- [To be done] How many lines of the data hold the word "预案管理"? State the number and nothing else.

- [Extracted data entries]
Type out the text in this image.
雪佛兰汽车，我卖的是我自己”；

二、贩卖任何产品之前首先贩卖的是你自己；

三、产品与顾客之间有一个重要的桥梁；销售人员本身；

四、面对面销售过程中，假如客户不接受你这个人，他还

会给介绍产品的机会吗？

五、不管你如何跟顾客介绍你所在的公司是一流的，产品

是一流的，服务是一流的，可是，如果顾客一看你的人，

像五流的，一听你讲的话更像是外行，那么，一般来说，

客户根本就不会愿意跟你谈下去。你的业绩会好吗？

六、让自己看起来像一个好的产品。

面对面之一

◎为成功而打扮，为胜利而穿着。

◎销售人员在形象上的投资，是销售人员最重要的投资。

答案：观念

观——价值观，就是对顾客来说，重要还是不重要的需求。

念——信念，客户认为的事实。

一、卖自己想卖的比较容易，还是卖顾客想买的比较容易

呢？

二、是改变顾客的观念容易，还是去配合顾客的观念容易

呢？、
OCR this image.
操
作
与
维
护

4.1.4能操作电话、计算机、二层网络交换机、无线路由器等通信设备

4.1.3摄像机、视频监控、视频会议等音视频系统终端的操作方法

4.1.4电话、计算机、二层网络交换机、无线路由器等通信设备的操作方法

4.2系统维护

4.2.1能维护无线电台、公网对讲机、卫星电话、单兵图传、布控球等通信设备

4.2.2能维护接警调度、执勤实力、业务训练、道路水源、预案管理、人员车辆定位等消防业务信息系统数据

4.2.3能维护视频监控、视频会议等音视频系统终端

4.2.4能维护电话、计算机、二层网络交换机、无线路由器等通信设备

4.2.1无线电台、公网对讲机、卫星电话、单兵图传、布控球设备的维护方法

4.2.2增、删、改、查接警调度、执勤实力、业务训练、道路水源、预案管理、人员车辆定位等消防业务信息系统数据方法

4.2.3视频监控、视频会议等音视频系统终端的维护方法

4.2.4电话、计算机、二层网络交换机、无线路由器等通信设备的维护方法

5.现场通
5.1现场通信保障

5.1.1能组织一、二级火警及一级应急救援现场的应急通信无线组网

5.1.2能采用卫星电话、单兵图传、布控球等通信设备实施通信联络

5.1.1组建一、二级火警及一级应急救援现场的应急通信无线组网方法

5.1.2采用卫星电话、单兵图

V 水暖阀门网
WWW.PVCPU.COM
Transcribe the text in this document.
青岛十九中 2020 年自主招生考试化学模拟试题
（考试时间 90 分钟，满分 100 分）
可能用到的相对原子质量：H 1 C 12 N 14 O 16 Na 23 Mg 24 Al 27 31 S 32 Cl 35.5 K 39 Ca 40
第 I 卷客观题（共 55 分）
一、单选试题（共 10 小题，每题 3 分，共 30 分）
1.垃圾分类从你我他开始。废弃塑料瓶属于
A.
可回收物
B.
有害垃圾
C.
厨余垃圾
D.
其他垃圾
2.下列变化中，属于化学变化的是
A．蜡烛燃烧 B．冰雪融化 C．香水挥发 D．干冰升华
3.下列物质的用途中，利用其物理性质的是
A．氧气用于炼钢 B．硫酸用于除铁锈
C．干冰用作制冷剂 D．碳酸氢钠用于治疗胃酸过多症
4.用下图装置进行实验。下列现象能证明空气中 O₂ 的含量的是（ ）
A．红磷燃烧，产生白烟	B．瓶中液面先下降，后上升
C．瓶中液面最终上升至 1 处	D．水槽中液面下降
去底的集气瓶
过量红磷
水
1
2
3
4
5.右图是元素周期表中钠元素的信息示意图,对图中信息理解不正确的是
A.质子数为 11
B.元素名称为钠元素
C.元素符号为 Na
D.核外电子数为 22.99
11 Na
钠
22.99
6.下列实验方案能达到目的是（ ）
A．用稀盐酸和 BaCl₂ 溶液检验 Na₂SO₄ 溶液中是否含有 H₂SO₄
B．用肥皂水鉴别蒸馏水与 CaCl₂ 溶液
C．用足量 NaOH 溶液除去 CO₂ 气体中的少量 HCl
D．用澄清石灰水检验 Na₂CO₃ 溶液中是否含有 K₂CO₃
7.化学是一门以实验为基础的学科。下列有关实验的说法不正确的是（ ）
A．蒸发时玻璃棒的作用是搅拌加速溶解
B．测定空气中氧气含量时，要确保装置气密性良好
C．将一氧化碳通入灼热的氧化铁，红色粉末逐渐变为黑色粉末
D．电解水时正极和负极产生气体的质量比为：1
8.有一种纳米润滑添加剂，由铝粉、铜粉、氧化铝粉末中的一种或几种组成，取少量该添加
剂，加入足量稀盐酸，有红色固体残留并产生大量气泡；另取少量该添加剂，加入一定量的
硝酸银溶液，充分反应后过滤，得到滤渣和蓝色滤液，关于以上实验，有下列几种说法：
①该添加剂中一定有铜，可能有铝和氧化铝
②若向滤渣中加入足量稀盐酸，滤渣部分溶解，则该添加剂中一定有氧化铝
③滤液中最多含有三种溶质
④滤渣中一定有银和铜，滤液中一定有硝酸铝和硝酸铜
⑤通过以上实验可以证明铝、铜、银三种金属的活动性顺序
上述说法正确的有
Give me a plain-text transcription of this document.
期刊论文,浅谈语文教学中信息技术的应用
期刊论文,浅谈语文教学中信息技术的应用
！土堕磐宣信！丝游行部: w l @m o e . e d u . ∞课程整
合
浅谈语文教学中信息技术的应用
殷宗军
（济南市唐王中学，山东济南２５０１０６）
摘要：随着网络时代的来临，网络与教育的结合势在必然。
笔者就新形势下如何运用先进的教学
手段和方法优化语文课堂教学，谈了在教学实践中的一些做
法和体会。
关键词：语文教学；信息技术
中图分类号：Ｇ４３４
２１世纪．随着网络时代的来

- [The response] 2